[Item position entries]
--------------------------------------------------

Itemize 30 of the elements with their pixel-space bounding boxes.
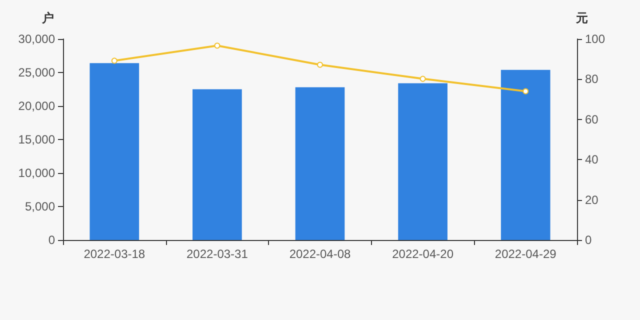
x-tick-label: 2022-04-08 bbox=[289, 247, 352, 261]
bar bbox=[295, 87, 345, 240]
y-tick-label: 25,000 bbox=[18, 66, 56, 80]
y-tick-label: 10,000 bbox=[18, 166, 56, 180]
y2-tick-label: 80 bbox=[585, 72, 599, 86]
y2-tick-label: 0 bbox=[585, 233, 592, 247]
y2-axis-title: 元 bbox=[575, 11, 588, 25]
y2-tick-label: 60 bbox=[585, 112, 599, 126]
y-tick-label: 30,000 bbox=[18, 32, 56, 46]
point bbox=[214, 42, 220, 49]
y-tick-label: 5,000 bbox=[24, 200, 56, 214]
x-tick-label: 2022-04-29 bbox=[494, 247, 557, 261]
point bbox=[317, 62, 323, 68]
x-tick-label: 2022-03-31 bbox=[186, 247, 248, 261]
y-tick-label: 20,000 bbox=[18, 99, 56, 113]
bar bbox=[500, 70, 550, 240]
y2-tick-label: 40 bbox=[585, 152, 599, 167]
x-tick-label: 2022-03-18 bbox=[84, 247, 146, 261]
bar bbox=[398, 83, 448, 240]
y-tick-label: 0 bbox=[48, 233, 56, 247]
y-tick-label: 15,000 bbox=[18, 132, 56, 146]
y2-tick-label: 100 bbox=[585, 32, 606, 46]
y2-tick-label: 20 bbox=[585, 192, 599, 207]
y-axis-title: 户 bbox=[41, 11, 54, 25]
bar bbox=[90, 63, 140, 240]
point bbox=[420, 76, 426, 82]
bar bbox=[192, 89, 242, 240]
x-tick-label: 2022-04-20 bbox=[392, 247, 454, 261]
point bbox=[111, 58, 118, 64]
point bbox=[522, 88, 529, 94]
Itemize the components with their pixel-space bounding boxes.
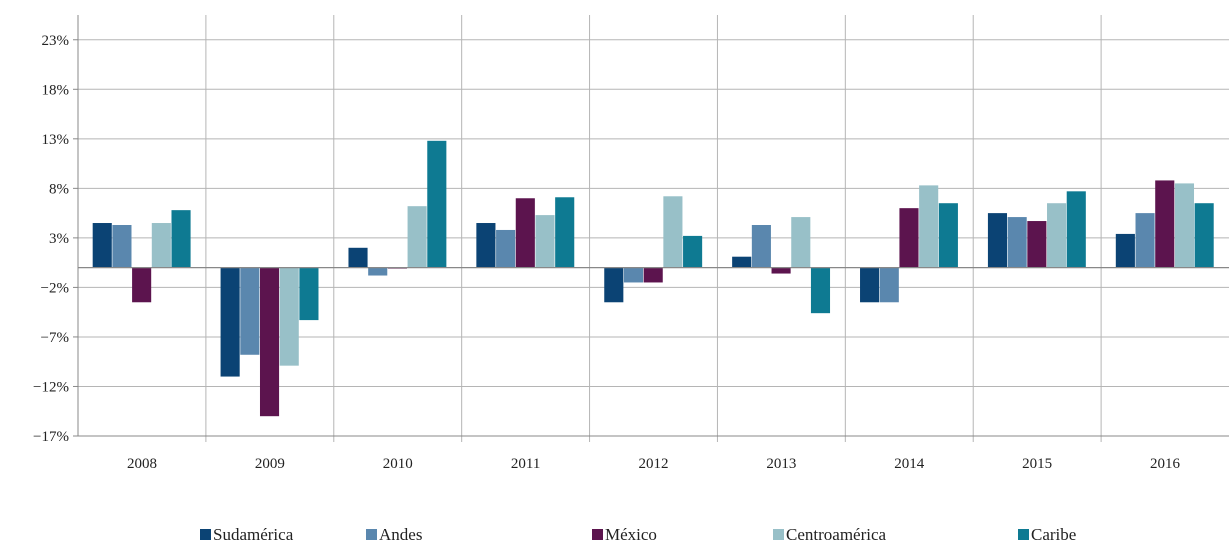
x-tick-label: 2014 bbox=[894, 456, 925, 472]
y-tick-label: −17% bbox=[33, 429, 69, 445]
legend-swatch bbox=[773, 529, 784, 540]
bar-sudam-rica-2009 bbox=[220, 267, 240, 377]
bar-andes-2014 bbox=[879, 267, 899, 303]
bar-andes-2015 bbox=[1007, 217, 1027, 268]
legend-swatch bbox=[366, 529, 377, 540]
bar-m-xico-2011 bbox=[515, 198, 535, 268]
bar-m-xico-2014 bbox=[899, 208, 919, 268]
legend-item-sudam-rica: Sudamérica bbox=[200, 525, 294, 544]
bar-centroam-rica-2011 bbox=[535, 215, 555, 268]
x-tick-label: 2011 bbox=[511, 456, 540, 472]
legend-label: Sudamérica bbox=[213, 525, 294, 544]
bar-m-xico-2015 bbox=[1027, 221, 1047, 268]
bar-centroam-rica-2010 bbox=[407, 206, 427, 268]
bar-sudam-rica-2014 bbox=[860, 267, 880, 303]
bar-caribe-2009 bbox=[299, 267, 319, 321]
y-tick-label: −7% bbox=[41, 330, 69, 346]
bar-centroam-rica-2012 bbox=[663, 196, 683, 268]
legend-item-centroam-rica: Centroamérica bbox=[773, 525, 887, 544]
bar-andes-2016 bbox=[1135, 213, 1155, 268]
legend-item-m-xico: México bbox=[592, 525, 657, 544]
bar-andes-2011 bbox=[496, 229, 516, 268]
bar-caribe-2010 bbox=[427, 140, 447, 268]
legend-label: México bbox=[605, 525, 657, 544]
bar-andes-2013 bbox=[751, 225, 771, 268]
bars bbox=[92, 140, 1214, 417]
bar-centroam-rica-2013 bbox=[791, 217, 811, 268]
bar-caribe-2013 bbox=[810, 267, 831, 314]
bar-andes-2008 bbox=[112, 225, 132, 268]
x-tick-label: 2009 bbox=[255, 456, 285, 472]
legend-swatch bbox=[1018, 529, 1029, 540]
x-tick-label: 2012 bbox=[639, 456, 669, 472]
legend-item-caribe: Caribe bbox=[1018, 525, 1076, 544]
bar-m-xico-2008 bbox=[132, 267, 152, 303]
axes bbox=[73, 15, 1229, 437]
bar-sudam-rica-2011 bbox=[476, 223, 496, 268]
bar-caribe-2014 bbox=[938, 203, 958, 268]
y-tick-labels: 23% 18% 13% 8% 3% −2% −7% −12% −17% bbox=[33, 33, 69, 445]
x-tick-label: 2008 bbox=[127, 456, 157, 472]
bar-caribe-2011 bbox=[555, 197, 575, 268]
bar-sudam-rica-2013 bbox=[732, 256, 752, 268]
bar-centroam-rica-2016 bbox=[1174, 183, 1195, 268]
x-tick-label: 2016 bbox=[1150, 456, 1181, 472]
y-tick-label: −2% bbox=[41, 280, 69, 296]
bar-sudam-rica-2016 bbox=[1115, 233, 1135, 268]
bar-andes-2010 bbox=[368, 267, 388, 276]
x-tick-labels: 2008 2009 2010 2011 2012 2013 2014 2015 2016 bbox=[127, 456, 1181, 472]
bar-centroam-rica-2008 bbox=[151, 223, 171, 268]
bar-sudam-rica-2015 bbox=[987, 213, 1008, 268]
bar-sudam-rica-2010 bbox=[348, 247, 368, 268]
y-tick-label: 13% bbox=[42, 132, 70, 148]
bar-caribe-2015 bbox=[1066, 191, 1086, 268]
legend-label: Andes bbox=[379, 525, 422, 544]
y-tick-label: 8% bbox=[49, 181, 69, 197]
bar-centroam-rica-2014 bbox=[919, 185, 939, 268]
bar-andes-2009 bbox=[240, 267, 260, 355]
y-tick-label: 18% bbox=[42, 82, 70, 98]
bar-andes-2012 bbox=[623, 267, 644, 283]
x-tick-label: 2015 bbox=[1022, 456, 1052, 472]
bar-centroam-rica-2015 bbox=[1047, 203, 1067, 268]
bar-m-xico-2012 bbox=[643, 267, 663, 283]
bar-centroam-rica-2009 bbox=[279, 267, 299, 366]
y-tick-label: 23% bbox=[42, 33, 70, 49]
legend-item-andes: Andes bbox=[366, 525, 422, 544]
x-tick-label: 2013 bbox=[766, 456, 796, 472]
bar-sudam-rica-2012 bbox=[604, 267, 624, 303]
bar-caribe-2012 bbox=[683, 235, 703, 268]
bar-m-xico-2016 bbox=[1155, 180, 1175, 268]
bar-sudam-rica-2008 bbox=[92, 223, 112, 268]
bar-m-xico-2013 bbox=[771, 267, 791, 274]
legend-swatch bbox=[200, 529, 211, 540]
x-tick-label: 2010 bbox=[383, 456, 413, 472]
legend-swatch bbox=[592, 529, 603, 540]
bar-caribe-2008 bbox=[171, 210, 191, 268]
legend: Sudamérica Andes México Centroamérica Caribe bbox=[200, 525, 1076, 544]
y-tick-label: −12% bbox=[33, 379, 69, 395]
legend-label: Caribe bbox=[1031, 525, 1076, 544]
bar-m-xico-2009 bbox=[259, 267, 280, 417]
bar-caribe-2016 bbox=[1194, 203, 1214, 268]
y-tick-label: 3% bbox=[49, 231, 69, 247]
legend-label: Centroamérica bbox=[786, 525, 887, 544]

--------------------------------------------------

TASK GOAL – Copy every row above word for word, leaving out the pictures.

PROBLEM SOLUTION –
Itemize 30 of the elements with their pixel-space bounding boxes.
x-tick-label: 2022-04-08 bbox=[289, 247, 352, 261]
bar bbox=[295, 87, 345, 240]
y-tick-label: 25,000 bbox=[18, 66, 56, 80]
y-tick-label: 10,000 bbox=[18, 166, 56, 180]
y2-tick-label: 80 bbox=[585, 72, 599, 86]
y2-tick-label: 0 bbox=[585, 233, 592, 247]
y2-axis-title: 元 bbox=[575, 11, 588, 25]
y2-tick-label: 60 bbox=[585, 112, 599, 126]
y-tick-label: 30,000 bbox=[18, 32, 56, 46]
point bbox=[214, 42, 220, 49]
y-tick-label: 5,000 bbox=[24, 200, 56, 214]
x-tick-label: 2022-04-29 bbox=[494, 247, 557, 261]
point bbox=[317, 62, 323, 68]
x-tick-label: 2022-03-31 bbox=[186, 247, 248, 261]
y-tick-label: 20,000 bbox=[18, 99, 56, 113]
bar bbox=[500, 70, 550, 240]
y2-tick-label: 40 bbox=[585, 152, 599, 167]
x-tick-label: 2022-03-18 bbox=[84, 247, 146, 261]
bar bbox=[398, 83, 448, 240]
y-tick-label: 0 bbox=[48, 233, 56, 247]
y-tick-label: 15,000 bbox=[18, 132, 56, 146]
y2-tick-label: 100 bbox=[585, 32, 606, 46]
y2-tick-label: 20 bbox=[585, 192, 599, 207]
y-axis-title: 户 bbox=[41, 11, 54, 25]
bar bbox=[90, 63, 140, 240]
point bbox=[420, 76, 426, 82]
bar bbox=[192, 89, 242, 240]
x-tick-label: 2022-04-20 bbox=[392, 247, 454, 261]
point bbox=[111, 58, 118, 64]
point bbox=[522, 88, 529, 94]
Itemize the components with their pixel-space bounding boxes.
x-tick-label: 2014 bbox=[894, 456, 925, 472]
y-tick-label: −17% bbox=[33, 429, 69, 445]
legend-swatch bbox=[773, 529, 784, 540]
bar-sudam-rica-2009 bbox=[220, 267, 240, 377]
bar-andes-2014 bbox=[879, 267, 899, 303]
bar-andes-2015 bbox=[1007, 217, 1027, 268]
legend-swatch bbox=[366, 529, 377, 540]
bar-m-xico-2011 bbox=[515, 198, 535, 268]
bar-m-xico-2014 bbox=[899, 208, 919, 268]
legend-item-sudam-rica: Sudamérica bbox=[200, 525, 294, 544]
bar-centroam-rica-2011 bbox=[535, 215, 555, 268]
x-tick-label: 2011 bbox=[511, 456, 540, 472]
legend-label: Sudamérica bbox=[213, 525, 294, 544]
bar-m-xico-2015 bbox=[1027, 221, 1047, 268]
bar-centroam-rica-2010 bbox=[407, 206, 427, 268]
bar-sudam-rica-2014 bbox=[860, 267, 880, 303]
bar-caribe-2009 bbox=[299, 267, 319, 321]
y-tick-label: −7% bbox=[41, 330, 69, 346]
bar-centroam-rica-2012 bbox=[663, 196, 683, 268]
legend-item-centroam-rica: Centroamérica bbox=[773, 525, 887, 544]
bar-andes-2016 bbox=[1135, 213, 1155, 268]
legend-item-m-xico: México bbox=[592, 525, 657, 544]
bar-andes-2011 bbox=[496, 229, 516, 268]
bar-caribe-2010 bbox=[427, 140, 447, 268]
legend-label: México bbox=[605, 525, 657, 544]
bar-andes-2013 bbox=[751, 225, 771, 268]
bars bbox=[92, 140, 1214, 417]
bar-centroam-rica-2013 bbox=[791, 217, 811, 268]
bar-caribe-2013 bbox=[810, 267, 831, 314]
bar-andes-2008 bbox=[112, 225, 132, 268]
x-tick-label: 2009 bbox=[255, 456, 285, 472]
legend-swatch bbox=[1018, 529, 1029, 540]
x-tick-label: 2012 bbox=[639, 456, 669, 472]
legend-item-caribe: Caribe bbox=[1018, 525, 1076, 544]
bar-m-xico-2008 bbox=[132, 267, 152, 303]
axes bbox=[73, 15, 1229, 437]
bar-sudam-rica-2011 bbox=[476, 223, 496, 268]
bar-caribe-2014 bbox=[938, 203, 958, 268]
y-tick-labels: 23% 18% 13% 8% 3% −2% −7% −12% −17% bbox=[33, 33, 69, 445]
x-tick-label: 2008 bbox=[127, 456, 157, 472]
bar-caribe-2011 bbox=[555, 197, 575, 268]
bar-sudam-rica-2013 bbox=[732, 256, 752, 268]
bar-centroam-rica-2016 bbox=[1174, 183, 1195, 268]
x-tick-label: 2016 bbox=[1150, 456, 1181, 472]
y-tick-label: −2% bbox=[41, 280, 69, 296]
bar-sudam-rica-2016 bbox=[1115, 233, 1135, 268]
bar-andes-2010 bbox=[368, 267, 388, 276]
x-tick-labels: 2008 2009 2010 2011 2012 2013 2014 2015 2016 bbox=[127, 456, 1181, 472]
bar-centroam-rica-2008 bbox=[151, 223, 171, 268]
bar-sudam-rica-2015 bbox=[987, 213, 1008, 268]
bar-sudam-rica-2010 bbox=[348, 247, 368, 268]
y-tick-label: 13% bbox=[42, 132, 70, 148]
bar-caribe-2015 bbox=[1066, 191, 1086, 268]
legend-label: Andes bbox=[379, 525, 422, 544]
y-tick-label: 8% bbox=[49, 181, 69, 197]
bar-centroam-rica-2014 bbox=[919, 185, 939, 268]
bar-andes-2009 bbox=[240, 267, 260, 355]
y-tick-label: 18% bbox=[42, 82, 70, 98]
bar-andes-2012 bbox=[623, 267, 644, 283]
x-tick-label: 2015 bbox=[1022, 456, 1052, 472]
bar-centroam-rica-2015 bbox=[1047, 203, 1067, 268]
bar-m-xico-2012 bbox=[643, 267, 663, 283]
bar-centroam-rica-2009 bbox=[279, 267, 299, 366]
y-tick-label: 23% bbox=[42, 33, 70, 49]
legend-item-andes: Andes bbox=[366, 525, 422, 544]
x-tick-label: 2013 bbox=[766, 456, 796, 472]
bar-sudam-rica-2012 bbox=[604, 267, 624, 303]
bar-caribe-2012 bbox=[683, 235, 703, 268]
bar-m-xico-2016 bbox=[1155, 180, 1175, 268]
bar-sudam-rica-2008 bbox=[92, 223, 112, 268]
bar-m-xico-2013 bbox=[771, 267, 791, 274]
legend-swatch bbox=[200, 529, 211, 540]
x-tick-label: 2010 bbox=[383, 456, 413, 472]
legend-swatch bbox=[592, 529, 603, 540]
bar-caribe-2008 bbox=[171, 210, 191, 268]
legend: Sudamérica Andes México Centroamérica Caribe bbox=[200, 525, 1076, 544]
y-tick-label: −12% bbox=[33, 379, 69, 395]
legend-label: Caribe bbox=[1031, 525, 1076, 544]
bar-m-xico-2009 bbox=[259, 267, 280, 417]
bar-caribe-2016 bbox=[1194, 203, 1214, 268]
y-tick-label: 3% bbox=[49, 231, 69, 247]
legend-label: Centroamérica bbox=[786, 525, 887, 544]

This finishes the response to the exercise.